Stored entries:
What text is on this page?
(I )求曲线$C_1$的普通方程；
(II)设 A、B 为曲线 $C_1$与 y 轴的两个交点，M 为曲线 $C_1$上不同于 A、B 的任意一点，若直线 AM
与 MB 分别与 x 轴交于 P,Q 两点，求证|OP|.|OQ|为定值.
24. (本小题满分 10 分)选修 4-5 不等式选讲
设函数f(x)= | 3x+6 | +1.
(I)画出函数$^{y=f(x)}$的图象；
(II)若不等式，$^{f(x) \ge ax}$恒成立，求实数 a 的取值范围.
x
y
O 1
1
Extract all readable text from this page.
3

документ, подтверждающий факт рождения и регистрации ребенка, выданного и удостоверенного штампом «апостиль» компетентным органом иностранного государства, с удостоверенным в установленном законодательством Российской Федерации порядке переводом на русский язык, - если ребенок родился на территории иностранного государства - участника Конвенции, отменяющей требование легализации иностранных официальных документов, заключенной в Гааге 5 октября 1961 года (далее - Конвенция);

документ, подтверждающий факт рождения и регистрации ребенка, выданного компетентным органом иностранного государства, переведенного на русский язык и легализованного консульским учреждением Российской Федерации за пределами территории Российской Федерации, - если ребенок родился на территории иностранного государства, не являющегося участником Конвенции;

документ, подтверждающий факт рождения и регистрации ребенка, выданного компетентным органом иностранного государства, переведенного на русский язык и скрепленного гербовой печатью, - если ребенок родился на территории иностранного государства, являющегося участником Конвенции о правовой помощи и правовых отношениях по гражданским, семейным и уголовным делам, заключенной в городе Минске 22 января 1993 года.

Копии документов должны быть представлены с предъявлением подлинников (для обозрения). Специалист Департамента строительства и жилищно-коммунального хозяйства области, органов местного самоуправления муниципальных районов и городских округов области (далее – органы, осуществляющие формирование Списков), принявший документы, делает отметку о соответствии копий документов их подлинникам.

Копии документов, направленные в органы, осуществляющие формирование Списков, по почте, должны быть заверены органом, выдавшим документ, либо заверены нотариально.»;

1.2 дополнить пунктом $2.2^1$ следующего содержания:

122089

## Aim of the task
Write out only the final block of lines, starting at the line with "Extract all readable text from this page." and running to the end of the material.

## Full answer
Extract all readable text from this page.
3

документ, подтверждающий факт рождения и регистрации ребенка, выданного и удостоверенного штампом «апостиль» компетентным органом иностранного государства, с удостоверенным в установленном законодательством Российской Федерации порядке переводом на русский язык, - если ребенок родился на территории иностранного государства - участника Конвенции, отменяющей требование легализации иностранных официальных документов, заключенной в Гааге 5 октября 1961 года (далее - Конвенция);

документ, подтверждающий факт рождения и регистрации ребенка, выданного компетентным органом иностранного государства, переведенного на русский язык и легализованного консульским учреждением Российской Федерации за пределами территории Российской Федерации, - если ребенок родился на территории иностранного государства, не являющегося участником Конвенции;

документ, подтверждающий факт рождения и регистрации ребенка, выданного компетентным органом иностранного государства, переведенного на русский язык и скрепленного гербовой печатью, - если ребенок родился на территории иностранного государства, являющегося участником Конвенции о правовой помощи и правовых отношениях по гражданским, семейным и уголовным делам, заключенной в городе Минске 22 января 1993 года.

Копии документов должны быть представлены с предъявлением подлинников (для обозрения). Специалист Департамента строительства и жилищно-коммунального хозяйства области, органов местного самоуправления муниципальных районов и городских округов области (далее – органы, осуществляющие формирование Списков), принявший документы, делает отметку о соответствии копий документов их подлинникам.

Копии документов, направленные в органы, осуществляющие формирование Списков, по почте, должны быть заверены органом, выдавшим документ, либо заверены нотариально.»;

1.2 дополнить пунктом $2.2^1$ следующего содержания:

122089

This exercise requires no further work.